● **JOB**:
In these lines, switch each "leader-dots" to "dot-leader" and leave everything else as it is.
━━━ PROVIDED DATA
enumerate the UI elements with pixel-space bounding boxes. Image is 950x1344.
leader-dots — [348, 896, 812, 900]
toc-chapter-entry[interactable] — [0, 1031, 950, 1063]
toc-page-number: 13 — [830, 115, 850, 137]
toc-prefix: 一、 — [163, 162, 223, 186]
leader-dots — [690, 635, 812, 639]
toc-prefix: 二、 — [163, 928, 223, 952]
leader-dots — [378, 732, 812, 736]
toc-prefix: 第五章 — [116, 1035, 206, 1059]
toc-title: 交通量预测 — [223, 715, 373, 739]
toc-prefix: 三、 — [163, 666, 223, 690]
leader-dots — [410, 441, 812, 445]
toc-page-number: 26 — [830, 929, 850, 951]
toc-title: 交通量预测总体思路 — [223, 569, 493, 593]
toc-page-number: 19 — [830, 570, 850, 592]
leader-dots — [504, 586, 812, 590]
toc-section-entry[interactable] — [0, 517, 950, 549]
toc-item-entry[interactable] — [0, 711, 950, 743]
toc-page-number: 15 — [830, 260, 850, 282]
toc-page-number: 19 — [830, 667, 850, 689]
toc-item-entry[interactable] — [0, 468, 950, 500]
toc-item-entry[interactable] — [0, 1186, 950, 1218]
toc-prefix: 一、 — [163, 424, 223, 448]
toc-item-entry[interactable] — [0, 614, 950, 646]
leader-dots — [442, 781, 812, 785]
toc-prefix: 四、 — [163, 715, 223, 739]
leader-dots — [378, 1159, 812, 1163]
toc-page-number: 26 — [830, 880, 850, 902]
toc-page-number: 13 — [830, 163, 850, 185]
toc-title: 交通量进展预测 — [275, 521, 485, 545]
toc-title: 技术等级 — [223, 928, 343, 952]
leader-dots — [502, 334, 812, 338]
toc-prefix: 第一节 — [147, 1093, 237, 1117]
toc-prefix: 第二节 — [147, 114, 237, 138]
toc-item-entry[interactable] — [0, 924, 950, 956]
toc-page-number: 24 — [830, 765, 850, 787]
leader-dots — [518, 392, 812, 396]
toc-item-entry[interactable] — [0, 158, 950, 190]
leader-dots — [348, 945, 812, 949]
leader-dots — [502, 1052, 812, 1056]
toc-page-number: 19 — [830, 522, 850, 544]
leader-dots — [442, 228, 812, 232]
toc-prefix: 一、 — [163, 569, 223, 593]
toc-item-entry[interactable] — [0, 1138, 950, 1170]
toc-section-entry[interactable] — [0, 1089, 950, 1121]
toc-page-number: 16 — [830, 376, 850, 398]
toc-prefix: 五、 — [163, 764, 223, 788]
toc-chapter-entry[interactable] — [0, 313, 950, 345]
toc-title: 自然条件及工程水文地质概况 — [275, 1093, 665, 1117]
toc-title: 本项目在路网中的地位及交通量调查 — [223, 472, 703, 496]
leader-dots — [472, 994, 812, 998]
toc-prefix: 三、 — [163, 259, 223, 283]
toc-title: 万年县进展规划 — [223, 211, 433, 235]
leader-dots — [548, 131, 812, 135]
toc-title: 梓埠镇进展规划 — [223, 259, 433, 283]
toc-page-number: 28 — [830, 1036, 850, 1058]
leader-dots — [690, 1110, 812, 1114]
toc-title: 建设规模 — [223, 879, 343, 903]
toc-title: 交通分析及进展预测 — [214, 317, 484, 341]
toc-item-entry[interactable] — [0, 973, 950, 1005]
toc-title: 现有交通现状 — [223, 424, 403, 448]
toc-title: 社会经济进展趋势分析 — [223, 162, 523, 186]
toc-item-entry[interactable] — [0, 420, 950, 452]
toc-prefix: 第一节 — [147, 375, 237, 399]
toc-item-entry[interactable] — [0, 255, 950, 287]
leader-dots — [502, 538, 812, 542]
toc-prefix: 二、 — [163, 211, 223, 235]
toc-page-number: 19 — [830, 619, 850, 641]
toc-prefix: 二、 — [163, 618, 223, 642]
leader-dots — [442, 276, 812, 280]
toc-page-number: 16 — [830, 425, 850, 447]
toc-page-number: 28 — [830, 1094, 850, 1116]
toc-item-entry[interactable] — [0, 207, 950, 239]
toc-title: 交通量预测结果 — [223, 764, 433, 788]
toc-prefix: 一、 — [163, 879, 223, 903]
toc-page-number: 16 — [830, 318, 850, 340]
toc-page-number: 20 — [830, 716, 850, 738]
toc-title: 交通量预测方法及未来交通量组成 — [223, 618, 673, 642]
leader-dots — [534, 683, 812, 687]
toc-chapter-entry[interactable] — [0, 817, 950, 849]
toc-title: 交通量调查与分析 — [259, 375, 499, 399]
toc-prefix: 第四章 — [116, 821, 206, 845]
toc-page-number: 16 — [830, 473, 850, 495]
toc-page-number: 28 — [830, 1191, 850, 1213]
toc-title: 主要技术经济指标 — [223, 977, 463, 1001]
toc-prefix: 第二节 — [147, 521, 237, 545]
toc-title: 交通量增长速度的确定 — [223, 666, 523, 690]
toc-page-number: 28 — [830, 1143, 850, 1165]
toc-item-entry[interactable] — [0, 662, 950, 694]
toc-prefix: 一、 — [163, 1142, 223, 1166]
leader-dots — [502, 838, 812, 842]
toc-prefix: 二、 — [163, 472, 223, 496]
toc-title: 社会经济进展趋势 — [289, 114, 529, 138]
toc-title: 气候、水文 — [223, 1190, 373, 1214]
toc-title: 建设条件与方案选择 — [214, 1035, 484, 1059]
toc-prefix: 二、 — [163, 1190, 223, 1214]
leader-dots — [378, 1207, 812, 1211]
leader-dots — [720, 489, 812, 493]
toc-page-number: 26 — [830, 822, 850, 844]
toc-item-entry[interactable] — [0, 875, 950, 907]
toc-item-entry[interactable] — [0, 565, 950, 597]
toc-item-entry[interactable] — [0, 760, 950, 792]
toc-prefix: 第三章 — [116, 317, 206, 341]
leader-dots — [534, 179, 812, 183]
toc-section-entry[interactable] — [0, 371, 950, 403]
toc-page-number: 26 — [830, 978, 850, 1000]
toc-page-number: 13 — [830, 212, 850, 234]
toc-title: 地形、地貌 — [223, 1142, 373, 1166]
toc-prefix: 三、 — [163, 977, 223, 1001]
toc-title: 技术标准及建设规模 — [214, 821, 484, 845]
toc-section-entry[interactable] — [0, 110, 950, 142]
━━━━━━
● **SOLVED PROBLEM**:
enumerate the UI elements with pixel-space bounding boxes. Image is 950x1344.
dot-leader — [348, 896, 812, 900]
toc-chapter-entry[interactable] — [0, 1031, 950, 1063]
toc-page-number: 13 — [830, 115, 850, 137]
toc-prefix: 一、 — [163, 162, 223, 186]
dot-leader — [690, 635, 812, 639]
toc-prefix: 二、 — [163, 928, 223, 952]
dot-leader — [378, 732, 812, 736]
toc-prefix: 第五章 — [116, 1035, 206, 1059]
toc-title: 交通量预测 — [223, 715, 373, 739]
toc-prefix: 三、 — [163, 666, 223, 690]
dot-leader — [410, 441, 812, 445]
toc-page-number: 26 — [830, 929, 850, 951]
toc-title: 交通量预测总体思路 — [223, 569, 493, 593]
toc-page-number: 19 — [830, 570, 850, 592]
dot-leader — [504, 586, 812, 590]
toc-section-entry[interactable] — [0, 517, 950, 549]
toc-item-entry[interactable] — [0, 711, 950, 743]
toc-page-number: 15 — [830, 260, 850, 282]
toc-page-number: 19 — [830, 667, 850, 689]
toc-item-entry[interactable] — [0, 468, 950, 500]
toc-item-entry[interactable] — [0, 1186, 950, 1218]
toc-prefix: 一、 — [163, 424, 223, 448]
toc-item-entry[interactable] — [0, 614, 950, 646]
dot-leader — [442, 781, 812, 785]
toc-prefix: 四、 — [163, 715, 223, 739]
dot-leader — [378, 1159, 812, 1163]
toc-page-number: 26 — [830, 880, 850, 902]
toc-page-number: 13 — [830, 163, 850, 185]
toc-title: 交通量进展预测 — [275, 521, 485, 545]
toc-title: 技术等级 — [223, 928, 343, 952]
dot-leader — [502, 334, 812, 338]
toc-prefix: 第一节 — [147, 1093, 237, 1117]
toc-prefix: 第二节 — [147, 114, 237, 138]
toc-item-entry[interactable] — [0, 924, 950, 956]
toc-page-number: 24 — [830, 765, 850, 787]
dot-leader — [518, 392, 812, 396]
toc-item-entry[interactable] — [0, 158, 950, 190]
dot-leader — [348, 945, 812, 949]
dot-leader — [502, 1052, 812, 1056]
toc-page-number: 19 — [830, 522, 850, 544]
dot-leader — [442, 228, 812, 232]
toc-prefix: 一、 — [163, 569, 223, 593]
toc-item-entry[interactable] — [0, 1138, 950, 1170]
toc-section-entry[interactable] — [0, 1089, 950, 1121]
toc-page-number: 16 — [830, 376, 850, 398]
toc-prefix: 五、 — [163, 764, 223, 788]
toc-chapter-entry[interactable] — [0, 313, 950, 345]
toc-title: 自然条件及工程水文地质概况 — [275, 1093, 665, 1117]
toc-title: 本项目在路网中的地位及交通量调查 — [223, 472, 703, 496]
dot-leader — [472, 994, 812, 998]
toc-prefix: 三、 — [163, 259, 223, 283]
toc-title: 万年县进展规划 — [223, 211, 433, 235]
dot-leader — [548, 131, 812, 135]
toc-title: 梓埠镇进展规划 — [223, 259, 433, 283]
toc-page-number: 28 — [830, 1036, 850, 1058]
dot-leader — [690, 1110, 812, 1114]
toc-title: 建设规模 — [223, 879, 343, 903]
toc-title: 交通分析及进展预测 — [214, 317, 484, 341]
toc-item-entry[interactable] — [0, 973, 950, 1005]
toc-title: 现有交通现状 — [223, 424, 403, 448]
toc-title: 社会经济进展趋势分析 — [223, 162, 523, 186]
toc-item-entry[interactable] — [0, 420, 950, 452]
toc-prefix: 第一节 — [147, 375, 237, 399]
toc-item-entry[interactable] — [0, 255, 950, 287]
dot-leader — [502, 538, 812, 542]
toc-prefix: 二、 — [163, 211, 223, 235]
toc-page-number: 19 — [830, 619, 850, 641]
toc-prefix: 二、 — [163, 618, 223, 642]
dot-leader — [442, 276, 812, 280]
toc-page-number: 16 — [830, 425, 850, 447]
toc-page-number: 28 — [830, 1094, 850, 1116]
toc-item-entry[interactable] — [0, 207, 950, 239]
toc-title: 交通量预测结果 — [223, 764, 433, 788]
toc-prefix: 一、 — [163, 879, 223, 903]
toc-page-number: 16 — [830, 318, 850, 340]
toc-page-number: 20 — [830, 716, 850, 738]
toc-title: 交通量预测方法及未来交通量组成 — [223, 618, 673, 642]
dot-leader — [534, 683, 812, 687]
toc-chapter-entry[interactable] — [0, 817, 950, 849]
toc-title: 交通量调查与分析 — [259, 375, 499, 399]
toc-prefix: 第四章 — [116, 821, 206, 845]
toc-page-number: 16 — [830, 473, 850, 495]
toc-page-number: 28 — [830, 1191, 850, 1213]
toc-title: 主要技术经济指标 — [223, 977, 463, 1001]
toc-prefix: 第二节 — [147, 521, 237, 545]
toc-title: 交通量增长速度的确定 — [223, 666, 523, 690]
toc-page-number: 28 — [830, 1143, 850, 1165]
toc-item-entry[interactable] — [0, 662, 950, 694]
toc-prefix: 一、 — [163, 1142, 223, 1166]
dot-leader — [502, 838, 812, 842]
toc-prefix: 二、 — [163, 472, 223, 496]
toc-title: 社会经济进展趋势 — [289, 114, 529, 138]
toc-title: 气候、水文 — [223, 1190, 373, 1214]
toc-title: 建设条件与方案选择 — [214, 1035, 484, 1059]
toc-prefix: 二、 — [163, 1190, 223, 1214]
dot-leader — [378, 1207, 812, 1211]
dot-leader — [720, 489, 812, 493]
toc-page-number: 26 — [830, 822, 850, 844]
toc-item-entry[interactable] — [0, 875, 950, 907]
toc-item-entry[interactable] — [0, 565, 950, 597]
toc-item-entry[interactable] — [0, 760, 950, 792]
toc-prefix: 第三章 — [116, 317, 206, 341]
dot-leader — [534, 179, 812, 183]
toc-section-entry[interactable] — [0, 371, 950, 403]
toc-page-number: 26 — [830, 978, 850, 1000]
toc-page-number: 13 — [830, 212, 850, 234]
toc-title: 地形、地貌 — [223, 1142, 373, 1166]
toc-prefix: 三、 — [163, 977, 223, 1001]
toc-title: 技术标准及建设规模 — [214, 821, 484, 845]
toc-section-entry[interactable] — [0, 110, 950, 142]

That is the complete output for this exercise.